Do this ▸
Copy out the lines of the material below without any changes, from the line containing "slider-tick-label[interactable]: 1.0 <box>470" through the line containing "speed-label: SPEED <box>150 364 174 372</box>", inclusive.

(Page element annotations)

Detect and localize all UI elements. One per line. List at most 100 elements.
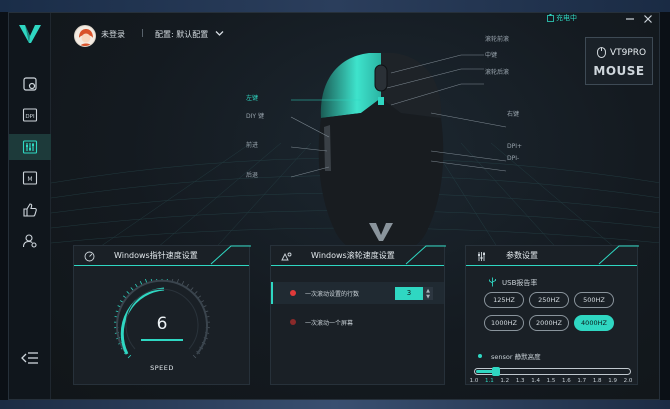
slider-tick-label[interactable]: 1.0 <box>470 378 479 384</box>
scroll-lines-stepper[interactable]: 3 ▲ ▼ <box>395 287 433 300</box>
radio-dot-active[interactable] <box>290 290 296 296</box>
sidebar-item-macro[interactable]: M <box>9 165 51 191</box>
sensor-indicator-dot <box>478 354 482 358</box>
speedometer-icon <box>84 251 95 262</box>
gauge-tick <box>176 279 179 283</box>
slider-tick-label[interactable]: 1.9 <box>608 378 617 384</box>
rate-1000hz-button[interactable]: 1000HZ <box>484 315 524 331</box>
speed-label: SPEED <box>150 364 174 372</box>
rate-4000hz-button[interactable]: 4000HZ <box>574 315 614 331</box>
label-diy-key[interactable]: DIY 键 <box>246 111 264 120</box>
minimize-icon <box>626 18 634 20</box>
model-name: VT9PRO <box>610 48 647 58</box>
label-dpi-plus[interactable]: DPI+ <box>507 143 522 150</box>
scroll-lines-label: 一次滚动设置的行数 <box>305 291 360 298</box>
mouse-body <box>318 53 444 255</box>
card-header: 参数设置 <box>466 245 639 266</box>
gauge-tick <box>192 354 197 359</box>
label-dpi-minus[interactable]: DPI- <box>507 155 519 162</box>
label-forward[interactable]: 前进 <box>246 140 258 149</box>
slider-tick-label[interactable]: 2.0 <box>624 378 633 384</box>
sidebar-item-user-settings[interactable] <box>9 228 51 254</box>
stepper-down-icon[interactable]: ▼ <box>426 294 430 300</box>
battery-charging-icon <box>547 14 554 22</box>
scroll-wheel-icon <box>281 252 292 261</box>
login-status[interactable]: 未登录 <box>101 29 125 40</box>
label-left-key[interactable]: 左键 <box>246 93 258 102</box>
sensor-height-slider[interactable] <box>474 367 631 376</box>
thumbs-up-icon <box>23 203 37 217</box>
radio-dot-inactive[interactable] <box>290 319 296 325</box>
close-icon <box>644 15 652 23</box>
scroll-lines-value[interactable]: 3 <box>395 287 423 300</box>
label-back[interactable]: 后退 <box>246 170 258 179</box>
sidebar-item-dpi[interactable]: DPI <box>9 102 51 128</box>
desktop-background-top <box>0 0 670 12</box>
macro-icon: M <box>22 171 38 185</box>
scroll-speed-card: Windows滚轮速度设置 一次滚动设置的行数 3 ▲ ▼ 一次滚动一个屏幕 <box>270 245 446 385</box>
sidebar-item-like[interactable] <box>9 197 51 223</box>
brand-logo-icon <box>19 25 41 43</box>
svg-text:DPI: DPI <box>25 114 35 120</box>
label-scroll-up[interactable]: 滚轮前滚 <box>485 34 509 43</box>
user-settings-icon <box>22 234 37 248</box>
stepper-arrows[interactable]: ▲ ▼ <box>423 287 433 300</box>
separator: | <box>141 28 144 37</box>
slider-tick-label[interactable]: 1.8 <box>593 378 602 384</box>
app-window: DPI M 未登录 | 配置: 默认配置 充电中 VT9PRO MOUSE 左键… <box>8 12 660 400</box>
slider-tick-label[interactable]: 1.6 <box>562 378 571 384</box>
rate-2000hz-button[interactable]: 2000HZ <box>529 315 569 331</box>
slider-tick-label[interactable]: 1.2 <box>500 378 509 384</box>
home-mouse-icon <box>23 77 37 91</box>
label-scroll-down[interactable]: 滚轮后滚 <box>485 67 509 76</box>
avatar[interactable] <box>74 25 96 47</box>
card-corner-decoration <box>210 245 251 265</box>
scroll-option-lines[interactable]: 一次滚动设置的行数 3 ▲ ▼ <box>271 282 444 304</box>
label-middle[interactable]: 中键 <box>485 50 497 59</box>
slider-tick-label[interactable]: 1.1 <box>485 378 494 384</box>
sensor-height-label: sensor 静默高度 <box>491 353 541 361</box>
label-right-key[interactable]: 右键 <box>507 109 519 118</box>
mouse-outline-icon <box>597 47 606 58</box>
rate-500hz-button[interactable]: 500HZ <box>574 292 614 308</box>
card-corner-decoration <box>405 245 446 265</box>
parameters-card: 参数设置 USB报告率 125HZ 250HZ 500HZ 1000HZ 200… <box>465 245 639 386</box>
sidebar-item-performance[interactable] <box>9 134 51 160</box>
sidebar-item-mouse-home[interactable] <box>9 71 51 97</box>
slider-tick-label[interactable]: 1.4 <box>531 378 540 384</box>
chevron-down-icon[interactable] <box>215 30 224 37</box>
slider-tick-label[interactable]: 1.5 <box>547 378 556 384</box>
gauge-tick <box>139 281 143 285</box>
gauge-tick <box>127 354 132 359</box>
sidebar: DPI M <box>9 13 51 399</box>
slider-tick-label[interactable]: 1.7 <box>577 378 586 384</box>
card-header: Windows滚轮速度设置 <box>271 245 446 266</box>
gauge-tick <box>145 279 148 283</box>
close-button[interactable] <box>642 13 654 25</box>
performance-sliders-icon <box>22 140 38 154</box>
sliders-icon <box>478 252 485 261</box>
model-badge: VT9PRO MOUSE <box>585 37 653 85</box>
scroll-screen-label: 一次滚动一个屏幕 <box>305 320 354 327</box>
config-selector[interactable]: 配置: 默认配置 <box>155 29 208 40</box>
minimize-button[interactable] <box>624 13 636 25</box>
card-title: 参数设置 <box>506 251 538 260</box>
model-type: MOUSE <box>593 64 645 78</box>
svg-text:M: M <box>27 176 32 183</box>
slider-ticks: 1.0 1.1 1.2 1.3 1.4 1.5 1.6 1.7 1.8 1.9 2.0 <box>468 378 634 386</box>
main-panel: 未登录 | 配置: 默认配置 充电中 VT9PRO MOUSE 左键 DIY 键… <box>51 13 659 399</box>
card-header: Windows指针速度设置 <box>74 245 251 266</box>
desktop-background-bottom <box>0 400 670 409</box>
gauge-tick <box>181 281 185 285</box>
card-corner-decoration <box>598 245 639 265</box>
dpi-icon: DPI <box>22 108 38 122</box>
usb-rate-label: USB报告率 <box>502 279 538 287</box>
slider-handle[interactable] <box>492 367 501 376</box>
rate-250hz-button[interactable]: 250HZ <box>529 292 569 308</box>
usb-icon <box>489 277 496 287</box>
slider-tick-label[interactable]: 1.3 <box>516 378 525 384</box>
pointer-speed-card: Windows指针速度设置 6 SPEED <box>73 245 251 385</box>
scroll-option-screen[interactable]: 一次滚动一个屏幕 <box>271 311 444 333</box>
collapse-sidebar-icon[interactable] <box>21 351 39 365</box>
rate-125hz-button[interactable]: 125HZ <box>484 292 524 308</box>
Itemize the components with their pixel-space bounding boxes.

Written answer ▸
slider-tick-label[interactable]: 1.0 <box>470 378 479 384</box>
scroll-lines-stepper[interactable]: 3 ▲ ▼ <box>395 287 433 300</box>
radio-dot-active[interactable] <box>290 290 296 296</box>
sidebar-item-macro[interactable]: M <box>9 165 51 191</box>
sensor-indicator-dot <box>478 354 482 358</box>
speedometer-icon <box>84 251 95 262</box>
gauge-tick <box>176 279 179 283</box>
slider-tick-label[interactable]: 1.9 <box>608 378 617 384</box>
rate-1000hz-button[interactable]: 1000HZ <box>484 315 524 331</box>
speed-label: SPEED <box>150 364 174 372</box>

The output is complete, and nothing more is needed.